*Written exercise*:
Show every line containing "about" by copying it.

*Input for this task*:
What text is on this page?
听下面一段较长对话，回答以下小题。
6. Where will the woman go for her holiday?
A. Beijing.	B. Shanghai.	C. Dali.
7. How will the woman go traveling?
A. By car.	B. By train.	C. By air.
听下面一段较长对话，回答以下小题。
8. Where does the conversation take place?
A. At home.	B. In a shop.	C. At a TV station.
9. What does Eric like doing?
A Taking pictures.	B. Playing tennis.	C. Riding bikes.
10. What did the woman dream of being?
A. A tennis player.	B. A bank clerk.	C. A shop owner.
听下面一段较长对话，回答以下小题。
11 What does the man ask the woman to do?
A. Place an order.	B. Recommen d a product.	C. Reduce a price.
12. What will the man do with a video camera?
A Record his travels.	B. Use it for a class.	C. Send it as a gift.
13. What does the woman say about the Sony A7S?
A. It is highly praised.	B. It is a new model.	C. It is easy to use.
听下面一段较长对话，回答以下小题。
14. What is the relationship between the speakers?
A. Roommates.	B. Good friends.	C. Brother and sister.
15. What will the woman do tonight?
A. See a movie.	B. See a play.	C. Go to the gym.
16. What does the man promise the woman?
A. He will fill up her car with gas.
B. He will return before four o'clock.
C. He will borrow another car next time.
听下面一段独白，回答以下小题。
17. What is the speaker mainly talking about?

*The result*:
13. What does the woman say about the Sony A7S?
17. What is the speaker mainly talking about?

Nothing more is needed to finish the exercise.